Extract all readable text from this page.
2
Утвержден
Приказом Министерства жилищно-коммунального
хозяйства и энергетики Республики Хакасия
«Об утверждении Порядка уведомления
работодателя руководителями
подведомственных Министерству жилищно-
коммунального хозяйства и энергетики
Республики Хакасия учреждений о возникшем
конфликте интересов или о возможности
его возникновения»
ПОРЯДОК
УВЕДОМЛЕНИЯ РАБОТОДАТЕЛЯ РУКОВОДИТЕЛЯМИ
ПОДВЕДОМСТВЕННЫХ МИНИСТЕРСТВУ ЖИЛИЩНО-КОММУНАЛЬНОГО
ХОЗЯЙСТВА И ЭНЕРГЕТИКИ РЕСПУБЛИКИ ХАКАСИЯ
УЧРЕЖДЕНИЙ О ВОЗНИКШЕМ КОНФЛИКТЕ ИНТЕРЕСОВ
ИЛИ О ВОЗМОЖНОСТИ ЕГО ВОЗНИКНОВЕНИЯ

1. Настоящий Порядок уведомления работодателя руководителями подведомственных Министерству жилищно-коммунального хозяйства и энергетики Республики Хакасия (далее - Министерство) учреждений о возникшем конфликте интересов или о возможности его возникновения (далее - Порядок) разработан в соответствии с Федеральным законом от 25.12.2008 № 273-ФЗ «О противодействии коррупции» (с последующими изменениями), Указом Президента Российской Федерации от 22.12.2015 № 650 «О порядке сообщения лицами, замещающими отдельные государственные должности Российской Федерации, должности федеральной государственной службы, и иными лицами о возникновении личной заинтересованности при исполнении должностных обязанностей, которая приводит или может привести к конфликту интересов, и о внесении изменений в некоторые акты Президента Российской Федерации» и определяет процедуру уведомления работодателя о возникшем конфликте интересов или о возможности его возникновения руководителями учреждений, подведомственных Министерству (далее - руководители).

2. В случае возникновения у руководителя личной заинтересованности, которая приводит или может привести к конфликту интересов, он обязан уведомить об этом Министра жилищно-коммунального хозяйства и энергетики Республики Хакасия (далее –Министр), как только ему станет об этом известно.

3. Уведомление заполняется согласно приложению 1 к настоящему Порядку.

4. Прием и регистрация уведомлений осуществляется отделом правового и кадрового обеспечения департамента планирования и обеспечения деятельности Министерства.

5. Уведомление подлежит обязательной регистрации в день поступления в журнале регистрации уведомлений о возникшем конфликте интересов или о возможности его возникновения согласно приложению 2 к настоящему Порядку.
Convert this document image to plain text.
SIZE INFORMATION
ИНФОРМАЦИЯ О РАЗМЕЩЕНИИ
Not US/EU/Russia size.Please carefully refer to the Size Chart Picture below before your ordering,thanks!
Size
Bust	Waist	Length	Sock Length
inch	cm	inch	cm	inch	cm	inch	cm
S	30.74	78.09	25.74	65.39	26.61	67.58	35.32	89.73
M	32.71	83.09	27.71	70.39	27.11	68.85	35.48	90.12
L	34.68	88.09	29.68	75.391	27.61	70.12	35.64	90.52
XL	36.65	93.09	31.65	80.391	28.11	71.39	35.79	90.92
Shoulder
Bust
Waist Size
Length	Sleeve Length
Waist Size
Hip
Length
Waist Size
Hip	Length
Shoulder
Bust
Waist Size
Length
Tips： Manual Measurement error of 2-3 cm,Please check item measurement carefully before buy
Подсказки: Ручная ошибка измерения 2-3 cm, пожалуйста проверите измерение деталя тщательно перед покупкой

Stated problem: Set down every line of the listing above again, exactly as given.

Solution:
Extract all readable text from this page.
2
Утвержден
Приказом Министерства жилищно-коммунального
хозяйства и энергетики Республики Хакасия
«Об утверждении Порядка уведомления
работодателя руководителями
подведомственных Министерству жилищно-
коммунального хозяйства и энергетики
Республики Хакасия учреждений о возникшем
конфликте интересов или о возможности
его возникновения»
ПОРЯДОК
УВЕДОМЛЕНИЯ РАБОТОДАТЕЛЯ РУКОВОДИТЕЛЯМИ
ПОДВЕДОМСТВЕННЫХ МИНИСТЕРСТВУ ЖИЛИЩНО-КОММУНАЛЬНОГО
ХОЗЯЙСТВА И ЭНЕРГЕТИКИ РЕСПУБЛИКИ ХАКАСИЯ
УЧРЕЖДЕНИЙ О ВОЗНИКШЕМ КОНФЛИКТЕ ИНТЕРЕСОВ
ИЛИ О ВОЗМОЖНОСТИ ЕГО ВОЗНИКНОВЕНИЯ

1. Настоящий Порядок уведомления работодателя руководителями подведомственных Министерству жилищно-коммунального хозяйства и энергетики Республики Хакасия (далее - Министерство) учреждений о возникшем конфликте интересов или о возможности его возникновения (далее - Порядок) разработан в соответствии с Федеральным законом от 25.12.2008 № 273-ФЗ «О противодействии коррупции» (с последующими изменениями), Указом Президента Российской Федерации от 22.12.2015 № 650 «О порядке сообщения лицами, замещающими отдельные государственные должности Российской Федерации, должности федеральной государственной службы, и иными лицами о возникновении личной заинтересованности при исполнении должностных обязанностей, которая приводит или может привести к конфликту интересов, и о внесении изменений в некоторые акты Президента Российской Федерации» и определяет процедуру уведомления работодателя о возникшем конфликте интересов или о возможности его возникновения руководителями учреждений, подведомственных Министерству (далее - руководители).

2. В случае возникновения у руководителя личной заинтересованности, которая приводит или может привести к конфликту интересов, он обязан уведомить об этом Министра жилищно-коммунального хозяйства и энергетики Республики Хакасия (далее –Министр), как только ему станет об этом известно.

3. Уведомление заполняется согласно приложению 1 к настоящему Порядку.

4. Прием и регистрация уведомлений осуществляется отделом правового и кадрового обеспечения департамента планирования и обеспечения деятельности Министерства.

5. Уведомление подлежит обязательной регистрации в день поступления в журнале регистрации уведомлений о возникшем конфликте интересов или о возможности его возникновения согласно приложению 2 к настоящему Порядку.
Convert this document image to plain text.
SIZE INFORMATION
ИНФОРМАЦИЯ О РАЗМЕЩЕНИИ
Not US/EU/Russia size.Please carefully refer to the Size Chart Picture below before your ordering,thanks!
Size
Bust	Waist	Length	Sock Length
inch	cm	inch	cm	inch	cm	inch	cm
S	30.74	78.09	25.74	65.39	26.61	67.58	35.32	89.73
M	32.71	83.09	27.71	70.39	27.11	68.85	35.48	90.12
L	34.68	88.09	29.68	75.391	27.61	70.12	35.64	90.52
XL	36.65	93.09	31.65	80.391	28.11	71.39	35.79	90.92
Shoulder
Bust
Waist Size
Length	Sleeve Length
Waist Size
Hip
Length
Waist Size
Hip	Length
Shoulder
Bust
Waist Size
Length
Tips： Manual Measurement error of 2-3 cm,Please check item measurement carefully before buy
Подсказки: Ручная ошибка измерения 2-3 cm, пожалуйста проверите измерение деталя тщательно перед покупкой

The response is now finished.